Figure collection entries

====

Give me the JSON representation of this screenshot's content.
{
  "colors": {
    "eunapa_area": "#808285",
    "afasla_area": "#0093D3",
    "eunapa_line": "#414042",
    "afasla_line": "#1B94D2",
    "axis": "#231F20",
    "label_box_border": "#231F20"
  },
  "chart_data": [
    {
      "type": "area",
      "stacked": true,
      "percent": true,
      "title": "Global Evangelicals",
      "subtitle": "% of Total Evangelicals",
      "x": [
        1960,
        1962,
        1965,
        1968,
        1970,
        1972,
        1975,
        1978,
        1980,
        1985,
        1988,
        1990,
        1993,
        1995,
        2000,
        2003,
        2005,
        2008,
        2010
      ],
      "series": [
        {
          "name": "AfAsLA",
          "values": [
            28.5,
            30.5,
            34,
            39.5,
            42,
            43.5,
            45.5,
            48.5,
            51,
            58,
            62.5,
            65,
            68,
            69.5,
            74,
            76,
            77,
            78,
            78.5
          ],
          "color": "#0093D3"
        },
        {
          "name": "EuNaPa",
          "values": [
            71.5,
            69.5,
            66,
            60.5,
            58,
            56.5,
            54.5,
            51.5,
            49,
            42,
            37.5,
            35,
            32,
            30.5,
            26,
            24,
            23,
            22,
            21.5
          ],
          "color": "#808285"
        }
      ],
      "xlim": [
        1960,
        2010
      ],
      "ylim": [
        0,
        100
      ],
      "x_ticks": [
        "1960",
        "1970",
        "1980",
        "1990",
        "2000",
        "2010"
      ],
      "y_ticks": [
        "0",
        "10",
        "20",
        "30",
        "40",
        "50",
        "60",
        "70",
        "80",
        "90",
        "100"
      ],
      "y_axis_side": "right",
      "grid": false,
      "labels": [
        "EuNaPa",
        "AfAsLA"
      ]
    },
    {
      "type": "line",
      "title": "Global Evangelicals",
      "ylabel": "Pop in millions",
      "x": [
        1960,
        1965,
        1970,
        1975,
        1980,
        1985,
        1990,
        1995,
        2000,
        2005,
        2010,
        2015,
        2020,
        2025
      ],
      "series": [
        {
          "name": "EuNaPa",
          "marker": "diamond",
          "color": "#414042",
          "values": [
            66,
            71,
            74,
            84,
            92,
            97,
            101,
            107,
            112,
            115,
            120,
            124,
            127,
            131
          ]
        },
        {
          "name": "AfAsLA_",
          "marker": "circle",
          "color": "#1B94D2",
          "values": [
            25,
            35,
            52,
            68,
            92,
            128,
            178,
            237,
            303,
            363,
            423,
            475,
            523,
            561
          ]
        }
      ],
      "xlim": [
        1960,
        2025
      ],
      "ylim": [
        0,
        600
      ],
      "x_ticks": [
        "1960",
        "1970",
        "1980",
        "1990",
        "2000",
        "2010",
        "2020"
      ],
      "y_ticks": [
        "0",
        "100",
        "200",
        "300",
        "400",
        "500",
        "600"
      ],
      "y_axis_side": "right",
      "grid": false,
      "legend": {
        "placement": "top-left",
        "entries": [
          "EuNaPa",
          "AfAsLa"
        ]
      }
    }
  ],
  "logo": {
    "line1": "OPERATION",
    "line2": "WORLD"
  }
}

====

◆ AIM
Your task is to output the full set of records exactly as presented.

◆ EXERCISE RESPONSE
Give me the JSON representation of this screenshot's content.
{
  "colors": {
    "eunapa_area": "#808285",
    "afasla_area": "#0093D3",
    "eunapa_line": "#414042",
    "afasla_line": "#1B94D2",
    "axis": "#231F20",
    "label_box_border": "#231F20"
  },
  "chart_data": [
    {
      "type": "area",
      "stacked": true,
      "percent": true,
      "title": "Global Evangelicals",
      "subtitle": "% of Total Evangelicals",
      "x": [
        1960,
        1962,
        1965,
        1968,
        1970,
        1972,
        1975,
        1978,
        1980,
        1985,
        1988,
        1990,
        1993,
        1995,
        2000,
        2003,
        2005,
        2008,
        2010
      ],
      "series": [
        {
          "name": "AfAsLA",
          "values": [
            28.5,
            30.5,
            34,
            39.5,
            42,
            43.5,
            45.5,
            48.5,
            51,
            58,
            62.5,
            65,
            68,
            69.5,
            74,
            76,
            77,
            78,
            78.5
          ],
          "color": "#0093D3"
        },
        {
          "name": "EuNaPa",
          "values": [
            71.5,
            69.5,
            66,
            60.5,
            58,
            56.5,
            54.5,
            51.5,
            49,
            42,
            37.5,
            35,
            32,
            30.5,
            26,
            24,
            23,
            22,
            21.5
          ],
          "color": "#808285"
        }
      ],
      "xlim": [
        1960,
        2010
      ],
      "ylim": [
        0,
        100
      ],
      "x_ticks": [
        "1960",
        "1970",
        "1980",
        "1990",
        "2000",
        "2010"
      ],
      "y_ticks": [
        "0",
        "10",
        "20",
        "30",
        "40",
        "50",
        "60",
        "70",
        "80",
        "90",
        "100"
      ],
      "y_axis_side": "right",
      "grid": false,
      "labels": [
        "EuNaPa",
        "AfAsLA"
      ]
    },
    {
      "type": "line",
      "title": "Global Evangelicals",
      "ylabel": "Pop in millions",
      "x": [
        1960,
        1965,
        1970,
        1975,
        1980,
        1985,
        1990,
        1995,
        2000,
        2005,
        2010,
        2015,
        2020,
        2025
      ],
      "series": [
        {
          "name": "EuNaPa",
          "marker": "diamond",
          "color": "#414042",
          "values": [
            66,
            71,
            74,
            84,
            92,
            97,
            101,
            107,
            112,
            115,
            120,
            124,
            127,
            131
          ]
        },
        {
          "name": "AfAsLA_",
          "marker": "circle",
          "color": "#1B94D2",
          "values": [
            25,
            35,
            52,
            68,
            92,
            128,
            178,
            237,
            303,
            363,
            423,
            475,
            523,
            561
          ]
        }
      ],
      "xlim": [
        1960,
        2025
      ],
      "ylim": [
        0,
        600
      ],
      "x_ticks": [
        "1960",
        "1970",
        "1980",
        "1990",
        "2000",
        "2010",
        "2020"
      ],
      "y_ticks": [
        "0",
        "100",
        "200",
        "300",
        "400",
        "500",
        "600"
      ],
      "y_axis_side": "right",
      "grid": false,
      "legend": {
        "placement": "top-left",
        "entries": [
          "EuNaPa",
          "AfAsLa"
        ]
      }
    }
  ],
  "logo": {
    "line1": "OPERATION",
    "line2": "WORLD"
  }
}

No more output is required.